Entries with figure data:
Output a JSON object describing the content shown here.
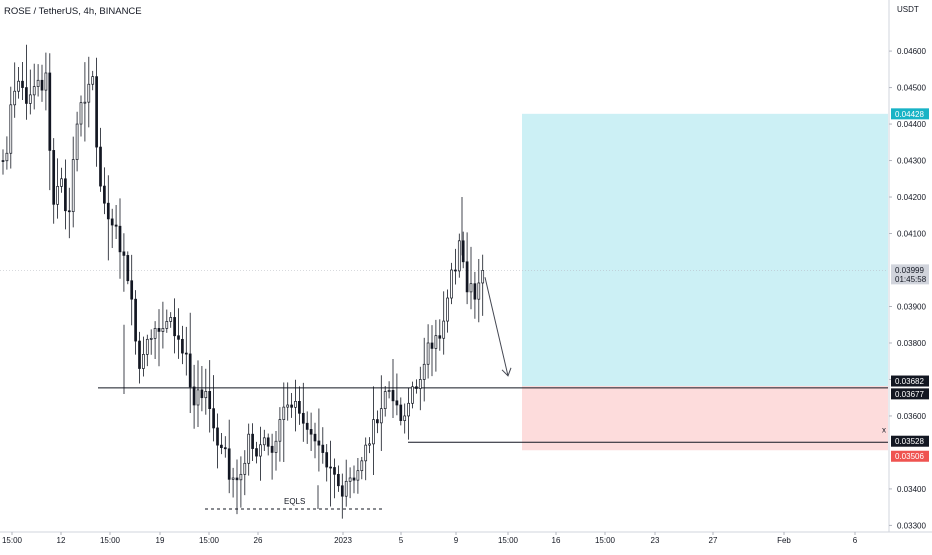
{
  "header": {
    "title": "ROSE / TetherUS, 4h, BINANCE"
  },
  "colors": {
    "background": "#ffffff",
    "candle": "#131722",
    "target_zone": "#ccf0f5",
    "stop_zone": "#fddcdc",
    "target_badge": "#18b3c6",
    "stop_badge": "#ef5350",
    "dark_badge": "#131722",
    "price_badge": "#d1d4dc",
    "axis_text": "#131722"
  },
  "chart_data": {
    "type": "candlestick",
    "title": "ROSE / TetherUS, 4h, BINANCE",
    "currency": "USDT",
    "ylim": [
      0.0326,
      0.0474
    ],
    "y_ticks": [
      "0.04600",
      "0.04500",
      "0.04400",
      "0.04300",
      "0.04200",
      "0.04100",
      "0.03900",
      "0.03800",
      "0.03700",
      "0.03600",
      "0.03400",
      "0.03300"
    ],
    "x_ticks": [
      "15:00",
      "12",
      "15:00",
      "19",
      "15:00",
      "26",
      "2023",
      "5",
      "9",
      "15:00",
      "16",
      "15:00",
      "23",
      "27",
      "Feb",
      "6"
    ],
    "price_path": [
      [
        0.043,
        0.0432
      ],
      [
        0.0452,
        0.0449
      ],
      [
        0.0454,
        0.045
      ],
      [
        0.0447,
        0.0448
      ],
      [
        0.0453,
        0.0452
      ],
      [
        0.045,
        0.0454
      ],
      [
        0.042,
        0.0418
      ],
      [
        0.0428,
        0.0425
      ],
      [
        0.0414,
        0.0416
      ],
      [
        0.0442,
        0.044
      ],
      [
        0.0448,
        0.0446
      ],
      [
        0.0451,
        0.0453
      ],
      [
        0.0421,
        0.0423
      ],
      [
        0.0416,
        0.0414
      ],
      [
        0.041,
        0.0412
      ],
      [
        0.0403,
        0.0404
      ],
      [
        0.0395,
        0.0392
      ],
      [
        0.0375,
        0.0373
      ],
      [
        0.0383,
        0.0381
      ],
      [
        0.0386,
        0.0384
      ],
      [
        0.0383,
        0.0384
      ],
      [
        0.0389,
        0.0387
      ],
      [
        0.0383,
        0.0381
      ],
      [
        0.0375,
        0.0377
      ],
      [
        0.0361,
        0.0363
      ],
      [
        0.0366,
        0.0365
      ],
      [
        0.0363,
        0.0362
      ],
      [
        0.0353,
        0.0352
      ],
      [
        0.0349,
        0.0351
      ],
      [
        0.0341,
        0.0343
      ],
      [
        0.0345,
        0.0344
      ],
      [
        0.0353,
        0.0355
      ],
      [
        0.0348,
        0.0349
      ],
      [
        0.0352,
        0.0354
      ],
      [
        0.0351,
        0.035
      ],
      [
        0.0358,
        0.0359
      ],
      [
        0.0361,
        0.0363
      ],
      [
        0.0365,
        0.0364
      ],
      [
        0.036,
        0.0358
      ],
      [
        0.0354,
        0.0355
      ],
      [
        0.0351,
        0.0352
      ],
      [
        0.0348,
        0.0346
      ],
      [
        0.0343,
        0.0344
      ],
      [
        0.034,
        0.0338
      ],
      [
        0.0342,
        0.0343
      ],
      [
        0.0344,
        0.0345
      ],
      [
        0.035,
        0.0352
      ],
      [
        0.0357,
        0.0359
      ],
      [
        0.0361,
        0.0362
      ],
      [
        0.0366,
        0.0367
      ],
      [
        0.0364,
        0.0363
      ],
      [
        0.0358,
        0.036
      ],
      [
        0.0366,
        0.0368
      ],
      [
        0.0369,
        0.037
      ],
      [
        0.0378,
        0.038
      ],
      [
        0.038,
        0.0382
      ],
      [
        0.0385,
        0.0386
      ],
      [
        0.0395,
        0.04
      ],
      [
        0.0405,
        0.0408
      ],
      [
        0.0397,
        0.0394
      ],
      [
        0.0393,
        0.0392
      ],
      [
        0.0398,
        0.03999
      ]
    ],
    "high_price": 0.042,
    "low_price": 0.03345,
    "levels": [
      {
        "value": 0.03677,
        "style": "solid"
      },
      {
        "value": 0.03528,
        "style": "solid"
      },
      {
        "value": 0.03345,
        "style": "dashed",
        "label": "EQLS"
      }
    ],
    "position": {
      "entry": 0.03682,
      "target": 0.04428,
      "stop": 0.03506
    },
    "price_labels": [
      {
        "value": "0.04428",
        "kind": "target"
      },
      {
        "value": "0.03999",
        "kind": "last",
        "sub": "01:45:58"
      },
      {
        "value": "0.03682",
        "kind": "dark"
      },
      {
        "value": "0.03677",
        "kind": "dark"
      },
      {
        "value": "0.03528",
        "kind": "dark"
      },
      {
        "value": "0.03506",
        "kind": "stop"
      }
    ],
    "annotations": [
      "EQLS"
    ],
    "grid": false,
    "scale_marker": "x"
  }
}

— WORK TO COMPLETE —
Copy each line of the listing that contains the string "ROSE".

— OUTPUT OF THE TASK —
    "title": "ROSE / TetherUS, 4h, BINANCE"
    "title": "ROSE / TetherUS, 4h, BINANCE",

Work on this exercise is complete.